**Requirement**
Search the listing below for the word "adolescents" and copy each line that holds it.

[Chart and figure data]
· · ·
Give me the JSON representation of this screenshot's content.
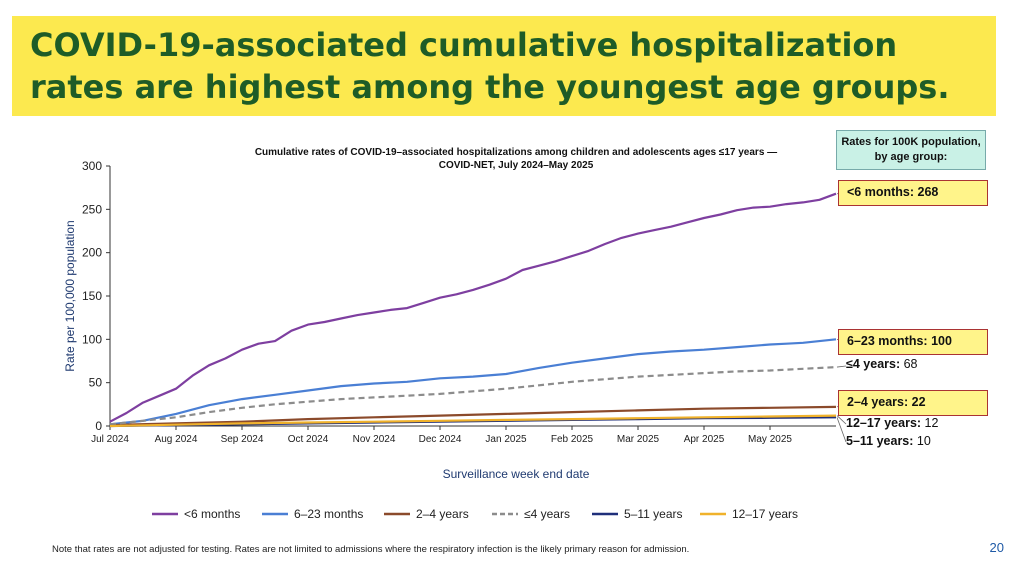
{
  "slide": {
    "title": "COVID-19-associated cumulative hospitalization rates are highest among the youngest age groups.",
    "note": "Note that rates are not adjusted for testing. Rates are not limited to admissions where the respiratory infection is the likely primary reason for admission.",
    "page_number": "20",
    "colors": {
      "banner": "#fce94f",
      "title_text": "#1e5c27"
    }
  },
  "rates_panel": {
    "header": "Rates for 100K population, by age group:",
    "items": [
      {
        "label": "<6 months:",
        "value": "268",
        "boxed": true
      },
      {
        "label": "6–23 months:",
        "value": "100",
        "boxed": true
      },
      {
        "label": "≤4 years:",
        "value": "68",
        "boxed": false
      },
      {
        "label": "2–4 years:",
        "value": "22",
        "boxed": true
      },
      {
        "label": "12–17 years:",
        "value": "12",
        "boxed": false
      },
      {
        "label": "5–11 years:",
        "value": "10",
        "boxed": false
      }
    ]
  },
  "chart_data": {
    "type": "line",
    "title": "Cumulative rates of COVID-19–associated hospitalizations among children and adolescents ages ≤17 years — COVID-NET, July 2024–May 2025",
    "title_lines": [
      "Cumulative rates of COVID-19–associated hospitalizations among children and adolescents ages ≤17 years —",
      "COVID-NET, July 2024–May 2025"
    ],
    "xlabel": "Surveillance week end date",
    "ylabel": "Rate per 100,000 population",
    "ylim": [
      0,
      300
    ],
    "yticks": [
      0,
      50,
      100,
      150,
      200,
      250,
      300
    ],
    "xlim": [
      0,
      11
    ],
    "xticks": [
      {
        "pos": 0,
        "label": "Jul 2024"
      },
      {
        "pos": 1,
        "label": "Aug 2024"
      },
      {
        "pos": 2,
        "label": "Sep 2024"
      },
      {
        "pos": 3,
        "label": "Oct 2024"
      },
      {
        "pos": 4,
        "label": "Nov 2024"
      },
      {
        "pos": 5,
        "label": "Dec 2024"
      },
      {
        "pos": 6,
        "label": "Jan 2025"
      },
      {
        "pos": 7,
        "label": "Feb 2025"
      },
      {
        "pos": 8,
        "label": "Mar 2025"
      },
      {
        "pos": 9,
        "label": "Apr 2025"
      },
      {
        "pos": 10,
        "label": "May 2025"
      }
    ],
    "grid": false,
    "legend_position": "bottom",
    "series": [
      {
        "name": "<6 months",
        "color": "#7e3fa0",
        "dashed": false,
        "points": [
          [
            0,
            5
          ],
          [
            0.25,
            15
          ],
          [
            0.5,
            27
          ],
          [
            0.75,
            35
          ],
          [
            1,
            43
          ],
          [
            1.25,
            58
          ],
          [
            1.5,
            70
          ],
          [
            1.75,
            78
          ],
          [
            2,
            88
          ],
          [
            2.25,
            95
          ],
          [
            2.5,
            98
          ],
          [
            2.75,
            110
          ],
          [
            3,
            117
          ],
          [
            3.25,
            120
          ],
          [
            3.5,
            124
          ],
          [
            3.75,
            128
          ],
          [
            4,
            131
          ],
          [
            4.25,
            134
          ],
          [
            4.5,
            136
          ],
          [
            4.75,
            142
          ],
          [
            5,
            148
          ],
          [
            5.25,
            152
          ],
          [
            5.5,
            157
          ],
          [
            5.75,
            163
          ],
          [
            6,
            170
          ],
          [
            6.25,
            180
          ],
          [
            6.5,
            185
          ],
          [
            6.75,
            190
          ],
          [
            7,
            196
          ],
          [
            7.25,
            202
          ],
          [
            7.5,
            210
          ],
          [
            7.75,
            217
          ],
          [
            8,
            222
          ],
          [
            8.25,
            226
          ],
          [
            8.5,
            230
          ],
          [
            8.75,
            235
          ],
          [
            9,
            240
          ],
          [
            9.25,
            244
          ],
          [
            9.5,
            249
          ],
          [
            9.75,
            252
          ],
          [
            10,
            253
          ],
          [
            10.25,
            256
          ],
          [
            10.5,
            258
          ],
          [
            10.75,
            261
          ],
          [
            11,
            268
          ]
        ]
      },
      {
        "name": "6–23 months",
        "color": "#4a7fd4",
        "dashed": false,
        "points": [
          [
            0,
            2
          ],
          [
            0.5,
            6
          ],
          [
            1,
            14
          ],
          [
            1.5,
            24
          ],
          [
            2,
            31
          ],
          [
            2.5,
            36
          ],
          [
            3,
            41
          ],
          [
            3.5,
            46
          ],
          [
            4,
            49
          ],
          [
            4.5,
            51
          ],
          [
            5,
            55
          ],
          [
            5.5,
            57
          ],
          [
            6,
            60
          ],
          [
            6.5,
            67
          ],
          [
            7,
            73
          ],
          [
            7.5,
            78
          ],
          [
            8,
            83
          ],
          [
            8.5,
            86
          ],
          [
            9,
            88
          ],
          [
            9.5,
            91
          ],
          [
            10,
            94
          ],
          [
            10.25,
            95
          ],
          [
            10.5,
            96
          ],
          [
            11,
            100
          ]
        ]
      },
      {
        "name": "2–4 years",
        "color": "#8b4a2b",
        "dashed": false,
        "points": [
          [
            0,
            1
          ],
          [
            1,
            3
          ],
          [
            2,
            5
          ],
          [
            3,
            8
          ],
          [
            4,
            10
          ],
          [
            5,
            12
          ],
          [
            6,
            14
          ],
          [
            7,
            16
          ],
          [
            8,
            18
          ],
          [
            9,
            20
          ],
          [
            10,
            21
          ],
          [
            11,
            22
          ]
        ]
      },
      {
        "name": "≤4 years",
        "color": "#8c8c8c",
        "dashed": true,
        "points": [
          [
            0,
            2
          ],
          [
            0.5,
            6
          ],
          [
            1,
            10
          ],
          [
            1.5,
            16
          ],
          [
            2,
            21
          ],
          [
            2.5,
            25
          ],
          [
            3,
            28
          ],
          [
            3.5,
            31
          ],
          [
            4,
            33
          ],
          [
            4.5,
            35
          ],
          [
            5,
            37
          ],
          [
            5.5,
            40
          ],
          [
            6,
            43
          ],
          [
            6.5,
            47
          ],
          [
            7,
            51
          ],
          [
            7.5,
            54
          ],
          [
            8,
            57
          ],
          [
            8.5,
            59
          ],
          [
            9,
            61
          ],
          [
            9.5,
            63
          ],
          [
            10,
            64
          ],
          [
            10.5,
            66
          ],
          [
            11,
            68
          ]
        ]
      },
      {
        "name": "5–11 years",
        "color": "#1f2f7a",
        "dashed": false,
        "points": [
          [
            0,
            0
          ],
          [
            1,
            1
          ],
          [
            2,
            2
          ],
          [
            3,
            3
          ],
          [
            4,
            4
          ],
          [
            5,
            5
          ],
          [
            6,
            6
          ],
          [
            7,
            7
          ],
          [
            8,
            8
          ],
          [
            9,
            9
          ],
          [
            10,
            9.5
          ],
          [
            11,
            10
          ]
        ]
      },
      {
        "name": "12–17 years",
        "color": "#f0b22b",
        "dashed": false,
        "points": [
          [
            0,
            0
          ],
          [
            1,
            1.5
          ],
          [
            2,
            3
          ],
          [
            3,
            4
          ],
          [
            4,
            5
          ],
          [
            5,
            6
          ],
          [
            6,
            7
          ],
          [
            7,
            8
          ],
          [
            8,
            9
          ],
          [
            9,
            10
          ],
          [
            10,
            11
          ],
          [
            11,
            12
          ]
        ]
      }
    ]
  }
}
· · ·
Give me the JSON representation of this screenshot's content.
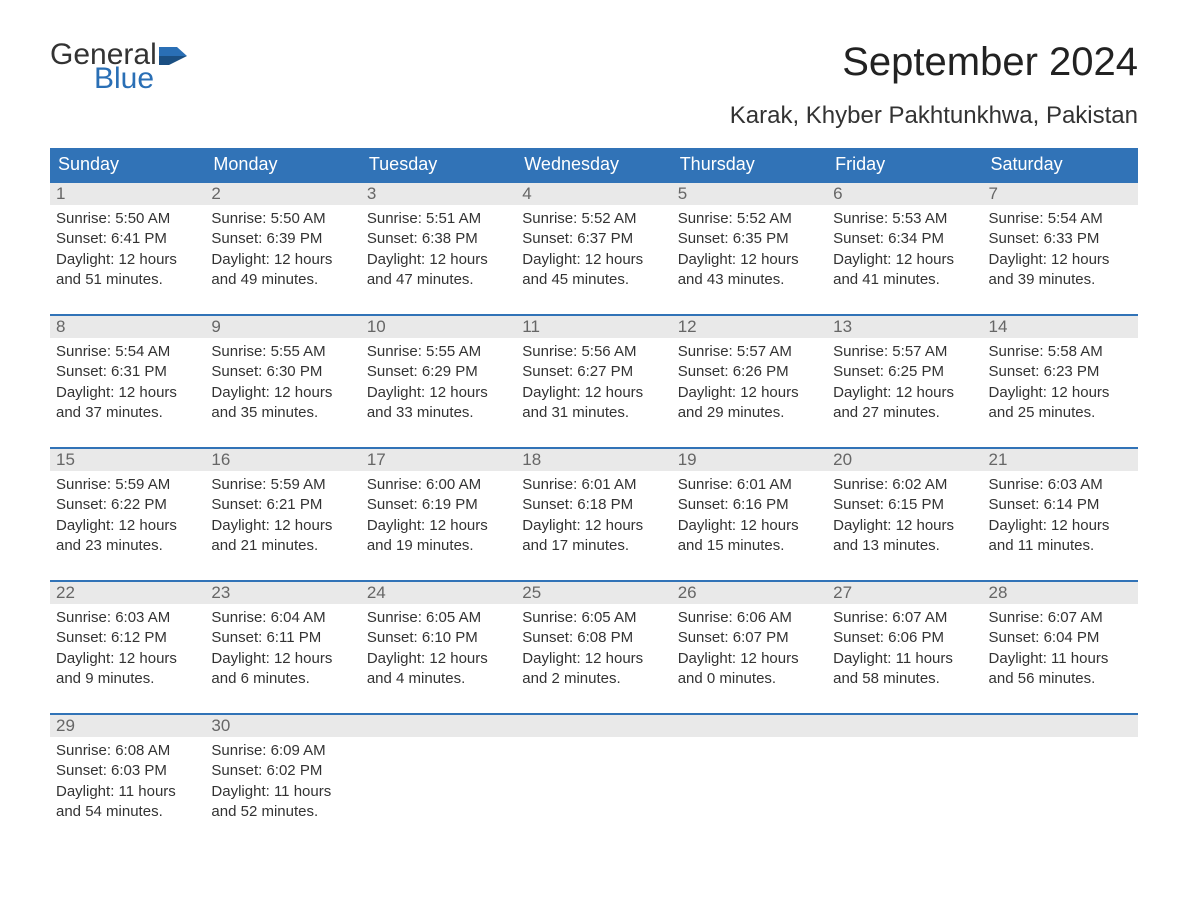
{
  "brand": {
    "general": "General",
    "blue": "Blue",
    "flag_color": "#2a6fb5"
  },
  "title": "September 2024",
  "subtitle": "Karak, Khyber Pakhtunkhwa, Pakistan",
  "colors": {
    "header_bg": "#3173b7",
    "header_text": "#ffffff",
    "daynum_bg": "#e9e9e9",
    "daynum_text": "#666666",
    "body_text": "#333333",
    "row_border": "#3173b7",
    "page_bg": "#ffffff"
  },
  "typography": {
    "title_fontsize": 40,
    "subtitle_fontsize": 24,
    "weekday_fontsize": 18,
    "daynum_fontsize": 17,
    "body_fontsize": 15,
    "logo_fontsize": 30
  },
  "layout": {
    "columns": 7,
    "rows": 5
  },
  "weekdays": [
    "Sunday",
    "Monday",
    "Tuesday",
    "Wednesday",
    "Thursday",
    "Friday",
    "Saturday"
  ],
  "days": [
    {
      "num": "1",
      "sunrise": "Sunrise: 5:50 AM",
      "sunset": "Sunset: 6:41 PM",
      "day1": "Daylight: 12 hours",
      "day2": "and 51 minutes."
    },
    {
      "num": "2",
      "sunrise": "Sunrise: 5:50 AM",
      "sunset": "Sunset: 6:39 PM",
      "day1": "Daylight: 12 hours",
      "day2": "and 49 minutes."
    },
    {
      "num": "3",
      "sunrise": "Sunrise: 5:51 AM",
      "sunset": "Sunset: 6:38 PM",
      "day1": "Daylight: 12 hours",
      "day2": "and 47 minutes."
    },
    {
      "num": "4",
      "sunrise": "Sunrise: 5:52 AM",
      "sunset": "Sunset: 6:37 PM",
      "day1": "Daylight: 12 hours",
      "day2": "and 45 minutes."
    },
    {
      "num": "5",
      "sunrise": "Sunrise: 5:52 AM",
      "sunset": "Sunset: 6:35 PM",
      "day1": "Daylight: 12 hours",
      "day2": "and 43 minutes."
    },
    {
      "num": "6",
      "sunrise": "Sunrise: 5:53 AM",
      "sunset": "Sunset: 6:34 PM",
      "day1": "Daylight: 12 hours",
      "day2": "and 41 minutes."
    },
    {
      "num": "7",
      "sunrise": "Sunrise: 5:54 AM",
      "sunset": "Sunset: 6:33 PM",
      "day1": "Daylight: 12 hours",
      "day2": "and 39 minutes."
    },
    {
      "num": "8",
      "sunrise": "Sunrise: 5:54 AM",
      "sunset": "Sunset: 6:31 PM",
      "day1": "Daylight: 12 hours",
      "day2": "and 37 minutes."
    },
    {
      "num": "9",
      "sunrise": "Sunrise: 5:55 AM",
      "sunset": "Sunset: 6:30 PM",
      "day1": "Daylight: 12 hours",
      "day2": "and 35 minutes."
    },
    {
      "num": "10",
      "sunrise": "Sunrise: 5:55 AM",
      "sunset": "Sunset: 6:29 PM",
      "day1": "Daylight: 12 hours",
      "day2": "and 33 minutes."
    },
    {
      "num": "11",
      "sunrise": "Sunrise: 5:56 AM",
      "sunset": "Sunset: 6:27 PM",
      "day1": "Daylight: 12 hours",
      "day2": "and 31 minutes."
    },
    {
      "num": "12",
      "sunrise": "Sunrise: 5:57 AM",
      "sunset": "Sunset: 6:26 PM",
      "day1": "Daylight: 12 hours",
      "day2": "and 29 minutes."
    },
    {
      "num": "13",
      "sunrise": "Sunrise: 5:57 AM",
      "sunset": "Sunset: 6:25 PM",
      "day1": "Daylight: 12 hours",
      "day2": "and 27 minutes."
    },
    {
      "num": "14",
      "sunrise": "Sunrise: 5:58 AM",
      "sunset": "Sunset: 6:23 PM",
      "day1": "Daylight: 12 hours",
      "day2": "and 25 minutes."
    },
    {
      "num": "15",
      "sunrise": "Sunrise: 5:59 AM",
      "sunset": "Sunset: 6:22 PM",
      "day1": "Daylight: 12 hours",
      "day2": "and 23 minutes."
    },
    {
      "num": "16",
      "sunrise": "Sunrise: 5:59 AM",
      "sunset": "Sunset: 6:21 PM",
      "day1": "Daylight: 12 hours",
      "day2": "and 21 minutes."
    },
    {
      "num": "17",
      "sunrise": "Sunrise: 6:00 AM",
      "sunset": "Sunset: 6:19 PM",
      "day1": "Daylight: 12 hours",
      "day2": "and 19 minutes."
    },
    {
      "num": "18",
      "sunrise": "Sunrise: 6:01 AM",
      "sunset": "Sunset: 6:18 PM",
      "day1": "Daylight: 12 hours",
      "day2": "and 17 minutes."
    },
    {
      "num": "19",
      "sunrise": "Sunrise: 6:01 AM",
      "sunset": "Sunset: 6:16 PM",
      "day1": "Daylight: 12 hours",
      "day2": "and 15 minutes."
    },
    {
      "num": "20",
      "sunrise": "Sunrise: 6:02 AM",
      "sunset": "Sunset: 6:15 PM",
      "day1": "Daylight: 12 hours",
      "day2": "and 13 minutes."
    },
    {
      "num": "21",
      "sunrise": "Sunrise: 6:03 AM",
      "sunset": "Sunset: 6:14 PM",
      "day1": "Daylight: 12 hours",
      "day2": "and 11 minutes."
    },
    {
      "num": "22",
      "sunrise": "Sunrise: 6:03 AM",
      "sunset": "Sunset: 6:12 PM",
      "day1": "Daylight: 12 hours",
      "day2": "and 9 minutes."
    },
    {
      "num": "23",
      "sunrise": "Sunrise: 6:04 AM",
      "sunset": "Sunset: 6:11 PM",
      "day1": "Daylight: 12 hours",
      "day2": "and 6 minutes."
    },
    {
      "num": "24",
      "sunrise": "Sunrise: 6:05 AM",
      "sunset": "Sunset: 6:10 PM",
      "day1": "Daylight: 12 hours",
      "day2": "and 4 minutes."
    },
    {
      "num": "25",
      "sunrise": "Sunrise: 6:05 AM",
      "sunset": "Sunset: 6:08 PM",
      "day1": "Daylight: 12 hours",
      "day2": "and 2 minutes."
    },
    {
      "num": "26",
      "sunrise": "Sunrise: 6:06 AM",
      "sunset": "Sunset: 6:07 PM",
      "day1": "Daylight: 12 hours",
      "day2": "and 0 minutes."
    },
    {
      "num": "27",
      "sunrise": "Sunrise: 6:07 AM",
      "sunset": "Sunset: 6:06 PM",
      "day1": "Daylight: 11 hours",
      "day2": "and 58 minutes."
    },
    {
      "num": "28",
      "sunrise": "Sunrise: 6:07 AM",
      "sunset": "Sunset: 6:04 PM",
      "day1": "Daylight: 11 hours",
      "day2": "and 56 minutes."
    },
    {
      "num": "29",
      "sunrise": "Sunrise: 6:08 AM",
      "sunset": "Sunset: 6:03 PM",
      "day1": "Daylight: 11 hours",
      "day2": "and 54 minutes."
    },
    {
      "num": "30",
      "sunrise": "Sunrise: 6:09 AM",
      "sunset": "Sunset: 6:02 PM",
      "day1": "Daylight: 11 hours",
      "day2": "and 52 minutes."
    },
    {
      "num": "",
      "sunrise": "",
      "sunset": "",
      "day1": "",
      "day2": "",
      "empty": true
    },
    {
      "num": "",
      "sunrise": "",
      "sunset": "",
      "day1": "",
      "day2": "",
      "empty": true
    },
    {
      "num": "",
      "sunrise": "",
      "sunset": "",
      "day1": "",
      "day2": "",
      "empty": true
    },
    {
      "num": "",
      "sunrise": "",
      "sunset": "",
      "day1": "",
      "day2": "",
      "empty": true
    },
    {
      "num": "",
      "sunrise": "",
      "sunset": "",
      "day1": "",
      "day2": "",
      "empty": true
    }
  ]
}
· · ·
**Final result**
    "title": "Cumulative rates of COVID-19–associated hospitalizations among children and adolescents ages ≤17 years — COVID-NET, July 2024–May 2025",
      "Cumulative rates of COVID-19–associated hospitalizations among children and adolescents ages ≤17 years —",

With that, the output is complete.